--- Given data ---

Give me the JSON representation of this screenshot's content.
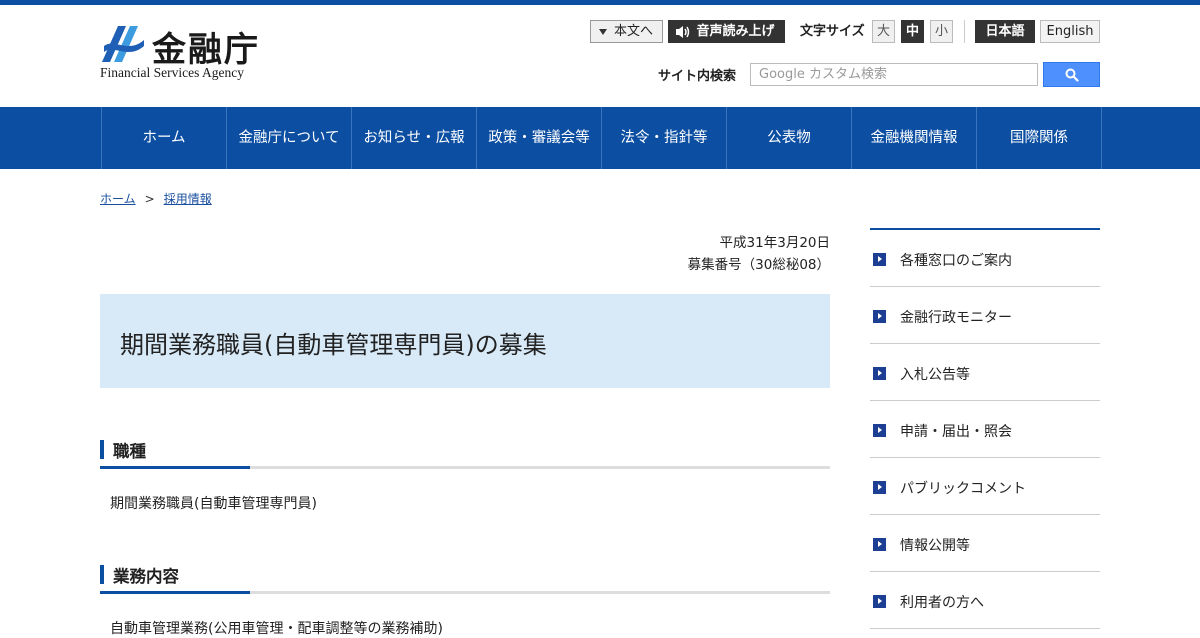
{
  "colors": {
    "brand_blue": "#0b4ea2",
    "title_bg": "#d8e9f7",
    "search_button": "#4d90fe"
  },
  "header": {
    "logo_title": "金融庁",
    "logo_subtitle": "Financial Services Agency",
    "skip_label": "本文へ",
    "voice_label": "音声読み上げ",
    "font_size_label": "文字サイズ",
    "font_sizes": [
      "大",
      "中",
      "小"
    ],
    "lang_ja": "日本語",
    "lang_en": "English",
    "search_label": "サイト内検索",
    "search_placeholder": "Google カスタム検索",
    "search_icon": "search-icon"
  },
  "nav": [
    "ホーム",
    "金融庁について",
    "お知らせ・広報",
    "政策・審議会等",
    "法令・指針等",
    "公表物",
    "金融機関情報",
    "国際関係"
  ],
  "breadcrumb": {
    "home": "ホーム",
    "separator": ">",
    "current": "採用情報"
  },
  "main": {
    "date": "平成31年3月20日",
    "recruit_no": "募集番号（30総秘08）",
    "title": "期間業務職員(自動車管理専門員)の募集",
    "sections": [
      {
        "heading": "職種",
        "body": "期間業務職員(自動車管理専門員)"
      },
      {
        "heading": "業務内容",
        "body": "自動車管理業務(公用車管理・配車調整等の業務補助)"
      }
    ]
  },
  "sidebar": [
    "各種窓口のご案内",
    "金融行政モニター",
    "入札公告等",
    "申請・届出・照会",
    "パブリックコメント",
    "情報公開等",
    "利用者の方へ"
  ]
}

---

What the task asks. Pull out all lines from the listing that contain the string "自動車管理専門員".

Solution for this problem.
    "title": "期間業務職員(自動車管理専門員)の募集",
        "body": "期間業務職員(自動車管理専門員)"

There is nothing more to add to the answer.